-- start Items --

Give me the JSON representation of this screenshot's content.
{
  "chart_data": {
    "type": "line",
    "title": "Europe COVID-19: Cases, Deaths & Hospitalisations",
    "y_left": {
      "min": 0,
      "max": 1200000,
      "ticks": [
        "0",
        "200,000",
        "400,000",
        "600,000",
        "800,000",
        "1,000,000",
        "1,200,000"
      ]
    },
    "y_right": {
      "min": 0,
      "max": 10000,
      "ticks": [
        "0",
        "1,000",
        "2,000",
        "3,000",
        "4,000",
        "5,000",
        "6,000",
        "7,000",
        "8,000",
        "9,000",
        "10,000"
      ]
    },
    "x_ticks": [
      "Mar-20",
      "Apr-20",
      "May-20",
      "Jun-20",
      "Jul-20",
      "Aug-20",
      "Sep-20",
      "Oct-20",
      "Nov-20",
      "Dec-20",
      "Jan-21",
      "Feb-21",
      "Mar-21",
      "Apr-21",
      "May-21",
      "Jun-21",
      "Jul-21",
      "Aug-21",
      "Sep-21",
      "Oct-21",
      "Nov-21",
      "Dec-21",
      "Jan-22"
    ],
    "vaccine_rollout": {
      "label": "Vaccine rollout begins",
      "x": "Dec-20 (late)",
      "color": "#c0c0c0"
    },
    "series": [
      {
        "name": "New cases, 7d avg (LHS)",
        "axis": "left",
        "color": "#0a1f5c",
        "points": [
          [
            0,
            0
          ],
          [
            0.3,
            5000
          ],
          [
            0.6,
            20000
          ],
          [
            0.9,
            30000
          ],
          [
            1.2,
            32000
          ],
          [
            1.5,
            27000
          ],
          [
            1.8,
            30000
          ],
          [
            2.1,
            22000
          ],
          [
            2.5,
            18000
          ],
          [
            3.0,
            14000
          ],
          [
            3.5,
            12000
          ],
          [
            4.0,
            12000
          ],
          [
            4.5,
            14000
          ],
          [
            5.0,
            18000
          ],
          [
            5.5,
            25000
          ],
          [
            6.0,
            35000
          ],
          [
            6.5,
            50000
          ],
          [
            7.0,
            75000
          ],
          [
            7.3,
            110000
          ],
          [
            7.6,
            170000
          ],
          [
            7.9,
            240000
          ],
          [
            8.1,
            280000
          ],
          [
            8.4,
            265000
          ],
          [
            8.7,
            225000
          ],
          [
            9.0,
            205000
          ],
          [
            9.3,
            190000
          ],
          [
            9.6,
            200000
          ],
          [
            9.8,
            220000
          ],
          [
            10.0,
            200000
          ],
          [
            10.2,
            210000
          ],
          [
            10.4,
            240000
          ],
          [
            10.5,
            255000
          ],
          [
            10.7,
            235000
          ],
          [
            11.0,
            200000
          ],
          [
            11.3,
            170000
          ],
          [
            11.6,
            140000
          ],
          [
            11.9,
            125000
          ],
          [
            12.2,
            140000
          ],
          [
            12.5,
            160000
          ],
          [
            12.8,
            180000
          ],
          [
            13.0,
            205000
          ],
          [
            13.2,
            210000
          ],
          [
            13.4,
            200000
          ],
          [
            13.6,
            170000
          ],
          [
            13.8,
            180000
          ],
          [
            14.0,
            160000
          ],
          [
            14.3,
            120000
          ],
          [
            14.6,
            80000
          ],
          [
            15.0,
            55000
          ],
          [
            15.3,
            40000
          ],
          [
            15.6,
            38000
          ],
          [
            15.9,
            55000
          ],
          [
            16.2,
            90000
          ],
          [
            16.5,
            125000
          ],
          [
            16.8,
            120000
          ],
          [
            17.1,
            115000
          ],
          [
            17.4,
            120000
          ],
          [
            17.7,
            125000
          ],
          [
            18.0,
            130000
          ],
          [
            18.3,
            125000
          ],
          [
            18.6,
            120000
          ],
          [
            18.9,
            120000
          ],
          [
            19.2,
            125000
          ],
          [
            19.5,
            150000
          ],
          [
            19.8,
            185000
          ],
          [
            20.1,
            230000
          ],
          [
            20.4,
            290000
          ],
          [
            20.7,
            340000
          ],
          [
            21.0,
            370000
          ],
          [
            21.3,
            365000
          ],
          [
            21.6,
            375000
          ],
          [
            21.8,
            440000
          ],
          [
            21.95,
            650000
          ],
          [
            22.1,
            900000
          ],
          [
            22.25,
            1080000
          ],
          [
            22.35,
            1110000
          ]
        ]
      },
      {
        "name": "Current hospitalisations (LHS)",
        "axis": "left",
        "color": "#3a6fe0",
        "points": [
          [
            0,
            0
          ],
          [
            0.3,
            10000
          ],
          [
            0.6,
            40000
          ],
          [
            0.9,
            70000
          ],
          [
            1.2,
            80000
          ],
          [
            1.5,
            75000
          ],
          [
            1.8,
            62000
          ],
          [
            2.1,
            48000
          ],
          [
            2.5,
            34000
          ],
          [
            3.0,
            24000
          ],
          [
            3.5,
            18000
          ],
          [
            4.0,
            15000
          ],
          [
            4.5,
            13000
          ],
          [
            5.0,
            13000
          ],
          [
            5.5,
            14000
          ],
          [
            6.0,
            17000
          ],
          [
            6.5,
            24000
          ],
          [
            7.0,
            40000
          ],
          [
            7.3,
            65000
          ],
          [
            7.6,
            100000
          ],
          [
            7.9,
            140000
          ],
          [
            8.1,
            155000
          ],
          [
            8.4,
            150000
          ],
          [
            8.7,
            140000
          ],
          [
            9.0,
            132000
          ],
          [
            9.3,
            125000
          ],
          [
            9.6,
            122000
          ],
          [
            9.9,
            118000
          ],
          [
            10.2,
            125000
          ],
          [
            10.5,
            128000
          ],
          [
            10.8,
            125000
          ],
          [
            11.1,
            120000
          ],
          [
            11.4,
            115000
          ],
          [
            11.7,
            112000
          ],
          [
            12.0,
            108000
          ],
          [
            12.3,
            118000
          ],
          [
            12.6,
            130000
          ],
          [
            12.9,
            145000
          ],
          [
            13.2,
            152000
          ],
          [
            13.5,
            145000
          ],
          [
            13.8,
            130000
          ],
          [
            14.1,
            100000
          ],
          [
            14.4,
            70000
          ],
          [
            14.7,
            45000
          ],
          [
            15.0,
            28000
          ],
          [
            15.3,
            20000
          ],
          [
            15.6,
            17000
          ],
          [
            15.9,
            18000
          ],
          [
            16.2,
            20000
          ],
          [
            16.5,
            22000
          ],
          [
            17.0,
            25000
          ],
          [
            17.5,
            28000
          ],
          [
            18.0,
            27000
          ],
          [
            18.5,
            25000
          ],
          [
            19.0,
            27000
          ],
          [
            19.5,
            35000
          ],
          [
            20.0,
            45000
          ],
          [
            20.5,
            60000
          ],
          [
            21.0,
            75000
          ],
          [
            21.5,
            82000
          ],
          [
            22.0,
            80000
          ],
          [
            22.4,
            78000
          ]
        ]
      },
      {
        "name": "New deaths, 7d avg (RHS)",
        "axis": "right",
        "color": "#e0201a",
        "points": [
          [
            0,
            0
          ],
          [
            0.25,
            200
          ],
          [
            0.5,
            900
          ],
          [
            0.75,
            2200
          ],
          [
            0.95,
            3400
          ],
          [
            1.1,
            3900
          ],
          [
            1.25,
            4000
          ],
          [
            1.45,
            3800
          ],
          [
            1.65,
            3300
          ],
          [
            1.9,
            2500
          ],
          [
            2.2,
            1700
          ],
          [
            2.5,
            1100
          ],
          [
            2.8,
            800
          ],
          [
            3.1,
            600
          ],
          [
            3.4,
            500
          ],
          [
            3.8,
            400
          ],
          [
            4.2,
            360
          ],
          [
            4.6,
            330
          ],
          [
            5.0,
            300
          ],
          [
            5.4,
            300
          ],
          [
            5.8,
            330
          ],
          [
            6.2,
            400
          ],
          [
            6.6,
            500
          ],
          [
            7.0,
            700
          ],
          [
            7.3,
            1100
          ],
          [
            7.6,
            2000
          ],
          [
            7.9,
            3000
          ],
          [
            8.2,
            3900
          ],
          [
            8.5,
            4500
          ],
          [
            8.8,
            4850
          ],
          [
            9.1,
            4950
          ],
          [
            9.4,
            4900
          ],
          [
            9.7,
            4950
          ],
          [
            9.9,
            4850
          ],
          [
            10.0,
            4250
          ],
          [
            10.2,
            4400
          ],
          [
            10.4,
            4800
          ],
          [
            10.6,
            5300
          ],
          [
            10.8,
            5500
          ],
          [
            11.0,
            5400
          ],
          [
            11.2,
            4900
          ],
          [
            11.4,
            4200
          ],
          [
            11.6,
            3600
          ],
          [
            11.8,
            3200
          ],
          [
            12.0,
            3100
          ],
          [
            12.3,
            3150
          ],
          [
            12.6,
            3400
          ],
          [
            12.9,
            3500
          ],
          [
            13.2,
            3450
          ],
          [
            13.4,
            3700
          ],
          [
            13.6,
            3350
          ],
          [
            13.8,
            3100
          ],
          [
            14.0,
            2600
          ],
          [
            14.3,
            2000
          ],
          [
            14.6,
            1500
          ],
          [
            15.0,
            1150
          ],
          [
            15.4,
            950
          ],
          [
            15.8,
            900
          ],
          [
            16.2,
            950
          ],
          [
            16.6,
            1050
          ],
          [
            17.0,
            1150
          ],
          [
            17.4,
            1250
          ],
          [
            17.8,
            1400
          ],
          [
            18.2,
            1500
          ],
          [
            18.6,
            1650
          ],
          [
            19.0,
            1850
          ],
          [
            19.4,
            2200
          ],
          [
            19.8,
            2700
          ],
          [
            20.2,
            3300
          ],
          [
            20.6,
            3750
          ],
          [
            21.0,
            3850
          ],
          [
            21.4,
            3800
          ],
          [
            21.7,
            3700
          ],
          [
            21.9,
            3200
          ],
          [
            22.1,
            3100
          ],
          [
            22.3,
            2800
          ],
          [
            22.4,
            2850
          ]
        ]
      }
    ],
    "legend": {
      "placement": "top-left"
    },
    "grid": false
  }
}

-- end Items --

→ **Aim of the task**
Looking at the material above, count the lines that hold "name" and give the total alone.

→ **Expected answer**
3